> TASK DIRECTIONS: Extract the full listing verbatim and drop any pictures from your copy.

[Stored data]
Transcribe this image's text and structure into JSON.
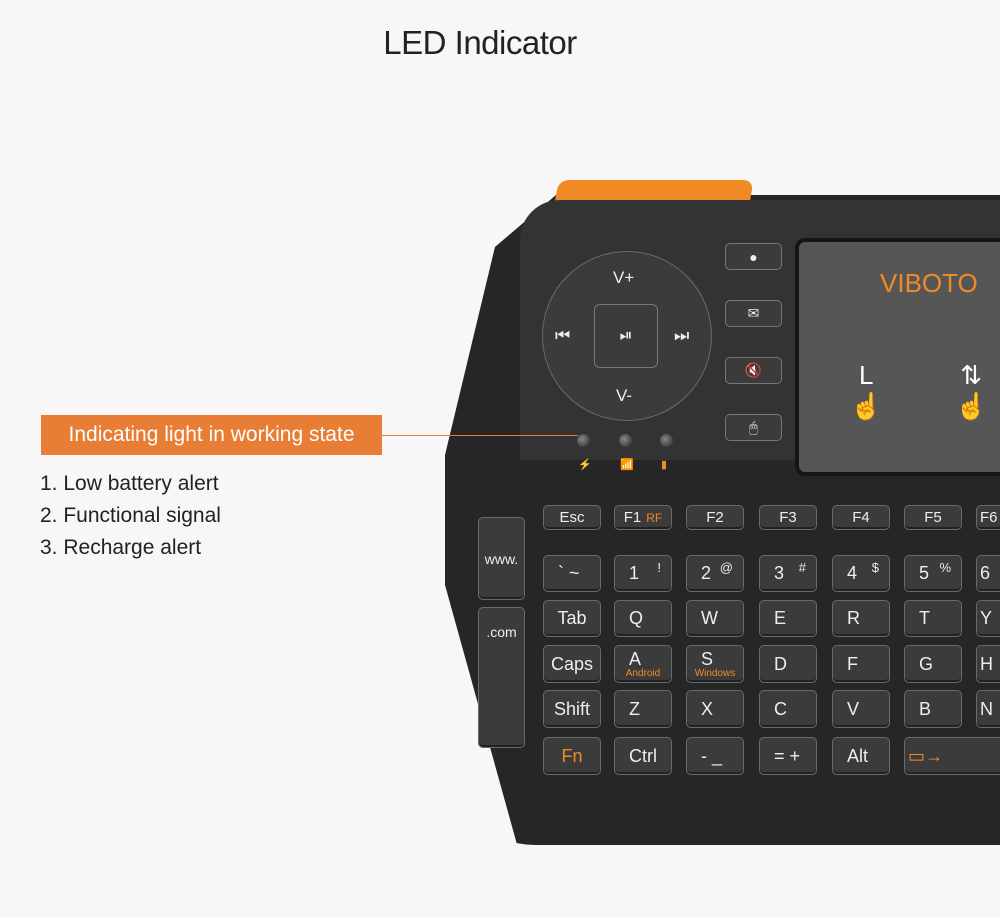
{
  "title": "LED Indicator",
  "callout": {
    "label": "Indicating light in working state",
    "items": [
      "1. Low battery alert",
      "2. Functional signal",
      "3. Recharge alert"
    ]
  },
  "accent": "#e87d35",
  "keyboard": {
    "brand": "VIBOTO",
    "dpad": {
      "up": "V+",
      "down": "V-",
      "left": "⏮",
      "right": "⏭",
      "center": "⏯"
    },
    "side_buttons": [
      {
        "icon": "play-icon",
        "glyph": "●"
      },
      {
        "icon": "mail-icon",
        "glyph": "✉"
      },
      {
        "icon": "mute-icon",
        "glyph": "🔇"
      },
      {
        "icon": "mouse-icon",
        "glyph": "🖱"
      }
    ],
    "leds": [
      {
        "icon": "battery-icon",
        "glyph": "⚡"
      },
      {
        "icon": "signal-icon",
        "glyph": "📶"
      },
      {
        "icon": "charge-icon",
        "glyph": "▮"
      }
    ],
    "gestures": [
      {
        "label": "L",
        "icon": "tap-icon",
        "glyph": "☝"
      },
      {
        "label": "⇅",
        "icon": "scroll-icon",
        "glyph": "☝"
      }
    ],
    "side_keys": [
      "www.",
      ".com"
    ],
    "rows": [
      [
        {
          "m": "Esc"
        },
        {
          "m": "F1",
          "o": "RF"
        },
        {
          "m": "F2"
        },
        {
          "m": "F3"
        },
        {
          "m": "F4"
        },
        {
          "m": "F5"
        },
        {
          "m": "F6"
        }
      ],
      [
        {
          "m": "` ~"
        },
        {
          "m": "1",
          "s": "!"
        },
        {
          "m": "2",
          "s": "@"
        },
        {
          "m": "3",
          "s": "#"
        },
        {
          "m": "4",
          "s": "$"
        },
        {
          "m": "5",
          "s": "%"
        },
        {
          "m": "6"
        }
      ],
      [
        {
          "m": "Tab"
        },
        {
          "m": "Q"
        },
        {
          "m": "W"
        },
        {
          "m": "E"
        },
        {
          "m": "R"
        },
        {
          "m": "T"
        },
        {
          "m": "Y"
        }
      ],
      [
        {
          "m": "Caps"
        },
        {
          "m": "A",
          "b": "Android"
        },
        {
          "m": "S",
          "b": "Windows"
        },
        {
          "m": "D"
        },
        {
          "m": "F"
        },
        {
          "m": "G"
        },
        {
          "m": "H"
        }
      ],
      [
        {
          "m": "Shift"
        },
        {
          "m": "Z"
        },
        {
          "m": "X"
        },
        {
          "m": "C"
        },
        {
          "m": "V"
        },
        {
          "m": "B"
        },
        {
          "m": "N"
        }
      ],
      [
        {
          "m": "Fn"
        },
        {
          "m": "Ctrl"
        },
        {
          "m": "- _"
        },
        {
          "m": "= +"
        },
        {
          "m": "Alt"
        },
        {
          "m": "▭→"
        }
      ]
    ]
  }
}
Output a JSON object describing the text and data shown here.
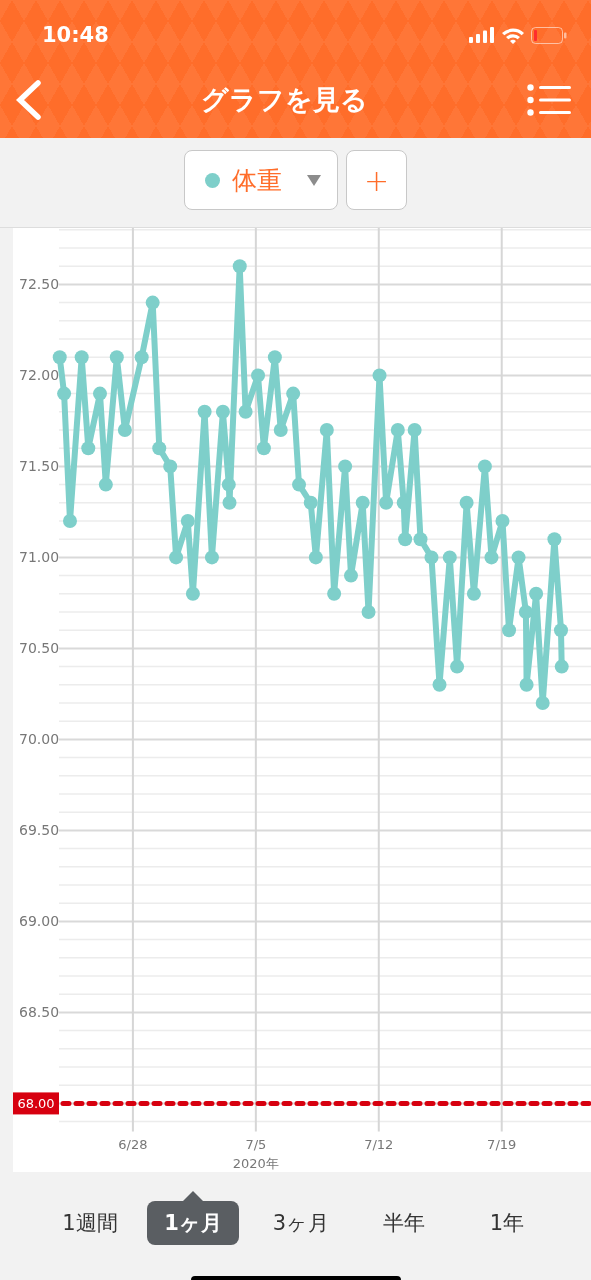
{
  "status_bar": {
    "time": "10:48"
  },
  "header": {
    "title": "グラフを見る"
  },
  "selector": {
    "add_label": "+"
  },
  "graph": {
    "chart_data": {
      "type": "line",
      "xlabel": "2020年",
      "xlim": [
        "2020-06-23T19:00",
        "2020-07-24T02:00"
      ],
      "ylim": [
        67.89,
        72.81
      ],
      "xticks": [
        {
          "value": "2020-06-28",
          "label": "6/28"
        },
        {
          "value": "2020-07-05",
          "label": "7/5"
        },
        {
          "value": "2020-07-12",
          "label": "7/12"
        },
        {
          "value": "2020-07-19",
          "label": "7/19"
        }
      ],
      "yticks": [
        {
          "value": 68.5,
          "label": "68.50"
        },
        {
          "value": 69,
          "label": "69.00"
        },
        {
          "value": 69.5,
          "label": "69.50"
        },
        {
          "value": 70,
          "label": "70.00"
        },
        {
          "value": 70.5,
          "label": "70.50"
        },
        {
          "value": 71,
          "label": "71.00"
        },
        {
          "value": 71.5,
          "label": "71.50"
        },
        {
          "value": 72,
          "label": "72.00"
        },
        {
          "value": 72.5,
          "label": "72.50"
        }
      ],
      "x": [
        "2020-06-23T20:00",
        "2020-06-24T02:00",
        "2020-06-24T10:00",
        "2020-06-25T02:00",
        "2020-06-25T11:00",
        "2020-06-26T03:00",
        "2020-06-26T11:00",
        "2020-06-27T02:00",
        "2020-06-27T13:00",
        "2020-06-28T12:00",
        "2020-06-29T03:00",
        "2020-06-29T12:00",
        "2020-06-30T03:00",
        "2020-06-30T11:00",
        "2020-07-01T03:00",
        "2020-07-01T10:00",
        "2020-07-02T02:00",
        "2020-07-02T12:00",
        "2020-07-03T03:00",
        "2020-07-03T11:00",
        "2020-07-03T12:00",
        "2020-07-04T02:00",
        "2020-07-04T10:00",
        "2020-07-05T03:00",
        "2020-07-05T11:00",
        "2020-07-06T02:00",
        "2020-07-06T10:00",
        "2020-07-07T03:00",
        "2020-07-07T11:00",
        "2020-07-08T03:00",
        "2020-07-08T10:00",
        "2020-07-09T01:00",
        "2020-07-09T11:00",
        "2020-07-10T02:00",
        "2020-07-10T10:00",
        "2020-07-11T02:00",
        "2020-07-11T10:00",
        "2020-07-12T01:00",
        "2020-07-12T10:00",
        "2020-07-13T02:00",
        "2020-07-13T10:00",
        "2020-07-13T12:00",
        "2020-07-14T01:00",
        "2020-07-14T09:00",
        "2020-07-15T00:00",
        "2020-07-15T11:00",
        "2020-07-16T01:00",
        "2020-07-16T11:00",
        "2020-07-17T00:00",
        "2020-07-17T10:00",
        "2020-07-18T01:00",
        "2020-07-18T10:00",
        "2020-07-19T01:00",
        "2020-07-19T10:00",
        "2020-07-19T23:00",
        "2020-07-20T09:00",
        "2020-07-20T10:00",
        "2020-07-20T23:00",
        "2020-07-21T08:00",
        "2020-07-22T00:00",
        "2020-07-22T09:00",
        "2020-07-22T10:00"
      ],
      "series": [
        {
          "name": "体重",
          "color": "#7ecfca",
          "marker": "circle",
          "values": [
            72.1,
            71.9,
            71.2,
            72.1,
            71.6,
            71.9,
            71.4,
            72.1,
            71.7,
            72.1,
            72.4,
            71.6,
            71.5,
            71.0,
            71.2,
            70.8,
            71.8,
            71.0,
            71.8,
            71.4,
            71.3,
            72.6,
            71.8,
            72.0,
            71.6,
            72.1,
            71.7,
            71.9,
            71.4,
            71.3,
            71.0,
            71.7,
            70.8,
            71.5,
            70.9,
            71.3,
            70.7,
            72.0,
            71.3,
            71.7,
            71.3,
            71.1,
            71.7,
            71.1,
            71.0,
            70.3,
            71.0,
            70.4,
            71.3,
            70.8,
            71.5,
            71.0,
            71.2,
            70.6,
            71.0,
            70.7,
            70.3,
            70.8,
            70.2,
            71.1,
            70.6,
            70.4
          ]
        }
      ],
      "grid": true,
      "ref_lines": [
        {
          "axis": "y",
          "value": 68,
          "label": "68.00",
          "color": "#d7000f"
        }
      ]
    }
  },
  "period_tabs": [
    {
      "label": "1週間",
      "selected": false
    },
    {
      "label": "1ヶ月",
      "selected": true
    },
    {
      "label": "3ヶ月",
      "selected": false
    },
    {
      "label": "半年",
      "selected": false
    },
    {
      "label": "1年",
      "selected": false
    }
  ]
}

> FULL RESPONSE:
Transcribe this image's text and structure into JSON.
{
  "title": "LED Indicator",
  "callout": {
    "label": "Indicating light in working state",
    "items": [
      "1. Low battery alert",
      "2. Functional signal",
      "3. Recharge alert"
    ]
  },
  "accent": "#e87d35",
  "keyboard": {
    "brand": "VIBOTO",
    "dpad": {
      "up": "V+",
      "down": "V-",
      "left": "⏮",
      "right": "⏭",
      "center": "⏯"
    },
    "side_buttons": [
      {
        "icon": "play-icon",
        "glyph": "●"
      },
      {
        "icon": "mail-icon",
        "glyph": "✉"
      },
      {
        "icon": "mute-icon",
        "glyph": "🔇"
      },
      {
        "icon": "mouse-icon",
        "glyph": "🖱"
      }
    ],
    "leds": [
      {
        "icon": "battery-icon",
        "glyph": "⚡"
      },
      {
        "icon": "signal-icon",
        "glyph": "📶"
      },
      {
        "icon": "charge-icon",
        "glyph": "▮"
      }
    ],
    "gestures": [
      {
        "label": "L",
        "icon": "tap-icon",
        "glyph": "☝"
      },
      {
        "label": "⇅",
        "icon": "scroll-icon",
        "glyph": "☝"
      }
    ],
    "side_keys": [
      "www.",
      ".com"
    ],
    "rows": [
      [
        {
          "m": "Esc"
        },
        {
          "m": "F1",
          "o": "RF"
        },
        {
          "m": "F2"
        },
        {
          "m": "F3"
        },
        {
          "m": "F4"
        },
        {
          "m": "F5"
        },
        {
          "m": "F6"
        }
      ],
      [
        {
          "m": "` ~"
        },
        {
          "m": "1",
          "s": "!"
        },
        {
          "m": "2",
          "s": "@"
        },
        {
          "m": "3",
          "s": "#"
        },
        {
          "m": "4",
          "s": "$"
        },
        {
          "m": "5",
          "s": "%"
        },
        {
          "m": "6"
        }
      ],
      [
        {
          "m": "Tab"
        },
        {
          "m": "Q"
        },
        {
          "m": "W"
        },
        {
          "m": "E"
        },
        {
          "m": "R"
        },
        {
          "m": "T"
        },
        {
          "m": "Y"
        }
      ],
      [
        {
          "m": "Caps"
        },
        {
          "m": "A",
          "b": "Android"
        },
        {
          "m": "S",
          "b": "Windows"
        },
        {
          "m": "D"
        },
        {
          "m": "F"
        },
        {
          "m": "G"
        },
        {
          "m": "H"
        }
      ],
      [
        {
          "m": "Shift"
        },
        {
          "m": "Z"
        },
        {
          "m": "X"
        },
        {
          "m": "C"
        },
        {
          "m": "V"
        },
        {
          "m": "B"
        },
        {
          "m": "N"
        }
      ],
      [
        {
          "m": "Fn"
        },
        {
          "m": "Ctrl"
        },
        {
          "m": "- _"
        },
        {
          "m": "= +"
        },
        {
          "m": "Alt"
        },
        {
          "m": "▭→"
        }
      ]
    ]
  }
}
Output a JSON object describing the text and data shown here.
{
  "status_bar": {
    "time": "10:48"
  },
  "header": {
    "title": "グラフを見る"
  },
  "selector": {
    "add_label": "+"
  },
  "graph": {
    "chart_data": {
      "type": "line",
      "xlabel": "2020年",
      "xlim": [
        "2020-06-23T19:00",
        "2020-07-24T02:00"
      ],
      "ylim": [
        67.89,
        72.81
      ],
      "xticks": [
        {
          "value": "2020-06-28",
          "label": "6/28"
        },
        {
          "value": "2020-07-05",
          "label": "7/5"
        },
        {
          "value": "2020-07-12",
          "label": "7/12"
        },
        {
          "value": "2020-07-19",
          "label": "7/19"
        }
      ],
      "yticks": [
        {
          "value": 68.5,
          "label": "68.50"
        },
        {
          "value": 69,
          "label": "69.00"
        },
        {
          "value": 69.5,
          "label": "69.50"
        },
        {
          "value": 70,
          "label": "70.00"
        },
        {
          "value": 70.5,
          "label": "70.50"
        },
        {
          "value": 71,
          "label": "71.00"
        },
        {
          "value": 71.5,
          "label": "71.50"
        },
        {
          "value": 72,
          "label": "72.00"
        },
        {
          "value": 72.5,
          "label": "72.50"
        }
      ],
      "x": [
        "2020-06-23T20:00",
        "2020-06-24T02:00",
        "2020-06-24T10:00",
        "2020-06-25T02:00",
        "2020-06-25T11:00",
        "2020-06-26T03:00",
        "2020-06-26T11:00",
        "2020-06-27T02:00",
        "2020-06-27T13:00",
        "2020-06-28T12:00",
        "2020-06-29T03:00",
        "2020-06-29T12:00",
        "2020-06-30T03:00",
        "2020-06-30T11:00",
        "2020-07-01T03:00",
        "2020-07-01T10:00",
        "2020-07-02T02:00",
        "2020-07-02T12:00",
        "2020-07-03T03:00",
        "2020-07-03T11:00",
        "2020-07-03T12:00",
        "2020-07-04T02:00",
        "2020-07-04T10:00",
        "2020-07-05T03:00",
        "2020-07-05T11:00",
        "2020-07-06T02:00",
        "2020-07-06T10:00",
        "2020-07-07T03:00",
        "2020-07-07T11:00",
        "2020-07-08T03:00",
        "2020-07-08T10:00",
        "2020-07-09T01:00",
        "2020-07-09T11:00",
        "2020-07-10T02:00",
        "2020-07-10T10:00",
        "2020-07-11T02:00",
        "2020-07-11T10:00",
        "2020-07-12T01:00",
        "2020-07-12T10:00",
        "2020-07-13T02:00",
        "2020-07-13T10:00",
        "2020-07-13T12:00",
        "2020-07-14T01:00",
        "2020-07-14T09:00",
        "2020-07-15T00:00",
        "2020-07-15T11:00",
        "2020-07-16T01:00",
        "2020-07-16T11:00",
        "2020-07-17T00:00",
        "2020-07-17T10:00",
        "2020-07-18T01:00",
        "2020-07-18T10:00",
        "2020-07-19T01:00",
        "2020-07-19T10:00",
        "2020-07-19T23:00",
        "2020-07-20T09:00",
        "2020-07-20T10:00",
        "2020-07-20T23:00",
        "2020-07-21T08:00",
        "2020-07-22T00:00",
        "2020-07-22T09:00",
        "2020-07-22T10:00"
      ],
      "series": [
        {
          "name": "体重",
          "color": "#7ecfca",
          "marker": "circle",
          "values": [
            72.1,
            71.9,
            71.2,
            72.1,
            71.6,
            71.9,
            71.4,
            72.1,
            71.7,
            72.1,
            72.4,
            71.6,
            71.5,
            71.0,
            71.2,
            70.8,
            71.8,
            71.0,
            71.8,
            71.4,
            71.3,
            72.6,
            71.8,
            72.0,
            71.6,
            72.1,
            71.7,
            71.9,
            71.4,
            71.3,
            71.0,
            71.7,
            70.8,
            71.5,
            70.9,
            71.3,
            70.7,
            72.0,
            71.3,
            71.7,
            71.3,
            71.1,
            71.7,
            71.1,
            71.0,
            70.3,
            71.0,
            70.4,
            71.3,
            70.8,
            71.5,
            71.0,
            71.2,
            70.6,
            71.0,
            70.7,
            70.3,
            70.8,
            70.2,
            71.1,
            70.6,
            70.4
          ]
        }
      ],
      "grid": true,
      "ref_lines": [
        {
          "axis": "y",
          "value": 68,
          "label": "68.00",
          "color": "#d7000f"
        }
      ]
    }
  },
  "period_tabs": [
    {
      "label": "1週間",
      "selected": false
    },
    {
      "label": "1ヶ月",
      "selected": true
    },
    {
      "label": "3ヶ月",
      "selected": false
    },
    {
      "label": "半年",
      "selected": false
    },
    {
      "label": "1年",
      "selected": false
    }
  ]
}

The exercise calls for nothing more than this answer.